_What to produce_
Can you reproduce, unchanged, the part of the data below that starts at its first line and ends with the line containing "folder-icon: 📁 (919, 228, 935, 244)", including both of those lines?

====== Data lines

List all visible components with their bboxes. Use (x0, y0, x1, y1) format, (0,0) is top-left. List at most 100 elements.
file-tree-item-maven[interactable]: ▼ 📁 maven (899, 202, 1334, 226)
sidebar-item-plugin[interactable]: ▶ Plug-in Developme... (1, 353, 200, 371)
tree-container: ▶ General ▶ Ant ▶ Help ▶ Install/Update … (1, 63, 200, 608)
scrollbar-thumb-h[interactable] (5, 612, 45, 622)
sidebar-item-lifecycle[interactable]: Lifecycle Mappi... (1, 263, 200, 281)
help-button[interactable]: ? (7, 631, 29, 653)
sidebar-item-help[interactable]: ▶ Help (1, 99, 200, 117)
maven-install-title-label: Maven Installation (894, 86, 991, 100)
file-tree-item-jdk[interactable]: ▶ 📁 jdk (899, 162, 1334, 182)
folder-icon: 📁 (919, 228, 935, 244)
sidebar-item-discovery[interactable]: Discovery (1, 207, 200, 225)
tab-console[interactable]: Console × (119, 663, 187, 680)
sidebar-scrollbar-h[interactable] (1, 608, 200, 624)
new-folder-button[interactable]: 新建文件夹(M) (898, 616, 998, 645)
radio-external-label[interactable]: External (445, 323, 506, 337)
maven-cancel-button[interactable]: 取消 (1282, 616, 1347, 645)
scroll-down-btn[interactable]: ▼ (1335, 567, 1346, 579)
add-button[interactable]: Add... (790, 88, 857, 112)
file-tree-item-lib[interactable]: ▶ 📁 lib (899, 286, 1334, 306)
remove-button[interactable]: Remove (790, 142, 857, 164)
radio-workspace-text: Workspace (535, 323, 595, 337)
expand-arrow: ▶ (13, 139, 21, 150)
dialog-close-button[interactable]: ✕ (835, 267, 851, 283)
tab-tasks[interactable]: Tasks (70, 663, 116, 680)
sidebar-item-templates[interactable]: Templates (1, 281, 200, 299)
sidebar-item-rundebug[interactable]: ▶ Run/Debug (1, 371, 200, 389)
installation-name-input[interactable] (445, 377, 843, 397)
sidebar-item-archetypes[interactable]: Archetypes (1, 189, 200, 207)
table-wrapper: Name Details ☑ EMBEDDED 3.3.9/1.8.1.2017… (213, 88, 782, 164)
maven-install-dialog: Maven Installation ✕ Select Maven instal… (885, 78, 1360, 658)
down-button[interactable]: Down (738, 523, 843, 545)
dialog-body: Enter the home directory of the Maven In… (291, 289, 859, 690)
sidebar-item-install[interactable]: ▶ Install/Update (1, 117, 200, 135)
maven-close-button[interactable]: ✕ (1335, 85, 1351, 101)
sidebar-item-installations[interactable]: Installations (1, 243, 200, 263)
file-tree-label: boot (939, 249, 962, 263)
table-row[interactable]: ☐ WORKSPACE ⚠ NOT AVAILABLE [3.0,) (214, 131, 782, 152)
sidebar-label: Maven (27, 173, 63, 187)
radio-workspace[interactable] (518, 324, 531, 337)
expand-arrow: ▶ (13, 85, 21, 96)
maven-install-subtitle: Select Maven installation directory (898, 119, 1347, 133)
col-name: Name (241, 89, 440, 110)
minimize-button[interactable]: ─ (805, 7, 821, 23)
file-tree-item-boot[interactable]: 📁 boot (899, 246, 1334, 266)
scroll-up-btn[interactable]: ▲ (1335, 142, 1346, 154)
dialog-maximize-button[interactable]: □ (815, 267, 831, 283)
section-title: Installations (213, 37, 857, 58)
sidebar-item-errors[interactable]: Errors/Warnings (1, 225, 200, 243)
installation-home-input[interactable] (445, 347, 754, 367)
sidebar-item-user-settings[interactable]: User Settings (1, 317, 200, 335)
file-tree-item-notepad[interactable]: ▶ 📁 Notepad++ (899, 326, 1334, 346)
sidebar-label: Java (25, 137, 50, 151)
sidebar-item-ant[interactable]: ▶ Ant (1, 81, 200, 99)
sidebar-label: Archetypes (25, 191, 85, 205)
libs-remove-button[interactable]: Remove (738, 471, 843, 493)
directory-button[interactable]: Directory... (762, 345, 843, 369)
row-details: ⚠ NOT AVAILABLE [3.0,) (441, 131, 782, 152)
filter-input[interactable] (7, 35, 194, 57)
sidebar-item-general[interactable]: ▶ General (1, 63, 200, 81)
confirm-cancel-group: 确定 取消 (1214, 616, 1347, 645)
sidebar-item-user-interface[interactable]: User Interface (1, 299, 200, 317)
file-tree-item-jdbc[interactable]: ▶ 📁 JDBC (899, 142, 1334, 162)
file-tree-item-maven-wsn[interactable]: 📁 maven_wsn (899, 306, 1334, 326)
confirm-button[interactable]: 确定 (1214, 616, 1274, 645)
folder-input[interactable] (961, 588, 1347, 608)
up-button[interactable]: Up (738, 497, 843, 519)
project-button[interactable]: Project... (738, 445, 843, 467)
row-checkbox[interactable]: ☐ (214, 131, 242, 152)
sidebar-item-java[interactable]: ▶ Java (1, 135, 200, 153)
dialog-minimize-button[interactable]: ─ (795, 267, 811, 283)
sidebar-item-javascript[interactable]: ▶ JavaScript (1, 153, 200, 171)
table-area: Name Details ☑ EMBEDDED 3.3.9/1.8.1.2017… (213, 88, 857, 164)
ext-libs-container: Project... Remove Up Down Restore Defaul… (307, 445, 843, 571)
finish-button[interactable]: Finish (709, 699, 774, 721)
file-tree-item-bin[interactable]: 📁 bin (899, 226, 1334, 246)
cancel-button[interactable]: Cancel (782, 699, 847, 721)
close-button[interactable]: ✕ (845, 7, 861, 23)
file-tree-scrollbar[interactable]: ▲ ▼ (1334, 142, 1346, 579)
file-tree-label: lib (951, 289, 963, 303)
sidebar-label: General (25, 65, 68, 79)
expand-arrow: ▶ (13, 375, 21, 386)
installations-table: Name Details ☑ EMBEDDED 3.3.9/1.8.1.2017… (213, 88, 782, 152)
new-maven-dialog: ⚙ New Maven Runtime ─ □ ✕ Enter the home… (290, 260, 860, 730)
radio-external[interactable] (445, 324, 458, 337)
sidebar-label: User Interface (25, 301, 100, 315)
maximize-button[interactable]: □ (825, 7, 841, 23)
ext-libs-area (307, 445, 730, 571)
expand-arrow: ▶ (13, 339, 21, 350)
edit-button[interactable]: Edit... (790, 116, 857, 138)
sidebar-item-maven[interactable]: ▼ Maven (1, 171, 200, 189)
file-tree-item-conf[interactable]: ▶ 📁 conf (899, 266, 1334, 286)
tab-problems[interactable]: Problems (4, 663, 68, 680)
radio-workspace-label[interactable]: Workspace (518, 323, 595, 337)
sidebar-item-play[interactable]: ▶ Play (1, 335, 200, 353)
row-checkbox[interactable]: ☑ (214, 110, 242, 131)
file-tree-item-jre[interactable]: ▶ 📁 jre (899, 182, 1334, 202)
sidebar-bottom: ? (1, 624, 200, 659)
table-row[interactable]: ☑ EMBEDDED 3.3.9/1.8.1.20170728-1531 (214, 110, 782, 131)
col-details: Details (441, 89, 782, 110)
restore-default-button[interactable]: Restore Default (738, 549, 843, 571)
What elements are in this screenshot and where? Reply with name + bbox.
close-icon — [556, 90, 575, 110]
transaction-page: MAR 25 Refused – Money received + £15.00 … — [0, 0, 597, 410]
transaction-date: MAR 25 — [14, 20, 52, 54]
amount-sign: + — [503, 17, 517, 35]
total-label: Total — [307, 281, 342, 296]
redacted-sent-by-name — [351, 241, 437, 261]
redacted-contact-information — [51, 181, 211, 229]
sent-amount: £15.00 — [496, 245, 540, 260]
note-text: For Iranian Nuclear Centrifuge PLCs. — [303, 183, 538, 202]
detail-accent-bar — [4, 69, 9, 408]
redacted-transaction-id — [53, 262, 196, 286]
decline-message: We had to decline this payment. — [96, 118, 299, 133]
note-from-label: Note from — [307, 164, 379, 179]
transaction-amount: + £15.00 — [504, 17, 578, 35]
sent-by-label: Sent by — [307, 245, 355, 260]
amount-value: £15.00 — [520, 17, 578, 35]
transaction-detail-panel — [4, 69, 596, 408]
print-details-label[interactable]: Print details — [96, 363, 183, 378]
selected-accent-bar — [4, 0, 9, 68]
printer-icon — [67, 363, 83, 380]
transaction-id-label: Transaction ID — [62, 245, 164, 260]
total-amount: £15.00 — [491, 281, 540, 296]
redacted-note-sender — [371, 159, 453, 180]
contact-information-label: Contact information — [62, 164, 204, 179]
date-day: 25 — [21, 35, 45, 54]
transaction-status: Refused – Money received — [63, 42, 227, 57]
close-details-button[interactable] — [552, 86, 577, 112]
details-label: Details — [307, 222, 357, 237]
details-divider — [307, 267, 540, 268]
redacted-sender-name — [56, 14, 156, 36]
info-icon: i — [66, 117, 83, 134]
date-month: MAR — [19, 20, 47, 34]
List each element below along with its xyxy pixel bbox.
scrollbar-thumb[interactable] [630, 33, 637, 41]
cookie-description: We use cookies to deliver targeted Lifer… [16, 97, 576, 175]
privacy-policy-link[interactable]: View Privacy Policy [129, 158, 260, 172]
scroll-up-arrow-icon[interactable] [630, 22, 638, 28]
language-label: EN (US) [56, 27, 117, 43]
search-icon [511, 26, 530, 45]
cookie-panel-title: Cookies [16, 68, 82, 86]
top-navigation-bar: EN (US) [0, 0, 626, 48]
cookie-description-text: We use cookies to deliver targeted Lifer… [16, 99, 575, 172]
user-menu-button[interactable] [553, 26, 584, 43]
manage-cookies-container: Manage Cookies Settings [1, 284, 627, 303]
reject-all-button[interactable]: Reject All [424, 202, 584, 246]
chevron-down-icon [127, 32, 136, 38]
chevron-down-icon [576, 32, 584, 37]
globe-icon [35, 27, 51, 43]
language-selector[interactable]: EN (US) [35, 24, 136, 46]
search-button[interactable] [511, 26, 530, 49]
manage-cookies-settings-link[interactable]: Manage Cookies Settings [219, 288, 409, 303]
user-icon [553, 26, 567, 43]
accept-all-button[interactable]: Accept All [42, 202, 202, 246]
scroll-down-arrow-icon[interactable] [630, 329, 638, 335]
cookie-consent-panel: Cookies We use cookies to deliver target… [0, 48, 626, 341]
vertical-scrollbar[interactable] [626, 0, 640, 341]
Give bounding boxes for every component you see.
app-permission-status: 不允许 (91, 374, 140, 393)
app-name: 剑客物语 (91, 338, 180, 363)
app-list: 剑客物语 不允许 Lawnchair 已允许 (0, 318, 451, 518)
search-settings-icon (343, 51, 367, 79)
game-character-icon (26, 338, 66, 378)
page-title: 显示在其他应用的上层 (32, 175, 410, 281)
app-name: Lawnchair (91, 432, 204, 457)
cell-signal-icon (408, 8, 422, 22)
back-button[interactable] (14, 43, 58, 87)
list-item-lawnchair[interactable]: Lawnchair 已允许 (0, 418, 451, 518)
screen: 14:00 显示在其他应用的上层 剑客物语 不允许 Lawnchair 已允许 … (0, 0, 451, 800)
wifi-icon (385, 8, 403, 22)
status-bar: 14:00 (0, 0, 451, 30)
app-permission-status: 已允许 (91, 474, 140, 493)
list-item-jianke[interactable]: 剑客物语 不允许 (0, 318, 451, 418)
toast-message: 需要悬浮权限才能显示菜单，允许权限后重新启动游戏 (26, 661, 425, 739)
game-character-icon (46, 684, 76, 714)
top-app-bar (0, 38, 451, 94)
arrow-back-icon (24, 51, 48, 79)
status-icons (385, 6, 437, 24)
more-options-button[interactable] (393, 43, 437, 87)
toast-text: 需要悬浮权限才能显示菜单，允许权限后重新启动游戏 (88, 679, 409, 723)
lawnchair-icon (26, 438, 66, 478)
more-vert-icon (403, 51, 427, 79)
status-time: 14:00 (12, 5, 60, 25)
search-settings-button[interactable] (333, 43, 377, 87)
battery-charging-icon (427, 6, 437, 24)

============

_Solution for this problem_
List all visible components with their bboxes. Use (x0, y0, x1, y1) format, (0,0) is top-left. List at most 100 elements.
file-tree-item-maven[interactable]: ▼ 📁 maven (899, 202, 1334, 226)
sidebar-item-plugin[interactable]: ▶ Plug-in Developme... (1, 353, 200, 371)
tree-container: ▶ General ▶ Ant ▶ Help ▶ Install/Update … (1, 63, 200, 608)
scrollbar-thumb-h[interactable] (5, 612, 45, 622)
sidebar-item-lifecycle[interactable]: Lifecycle Mappi... (1, 263, 200, 281)
help-button[interactable]: ? (7, 631, 29, 653)
sidebar-item-help[interactable]: ▶ Help (1, 99, 200, 117)
maven-install-title-label: Maven Installation (894, 86, 991, 100)
file-tree-item-jdk[interactable]: ▶ 📁 jdk (899, 162, 1334, 182)
folder-icon: 📁 (919, 228, 935, 244)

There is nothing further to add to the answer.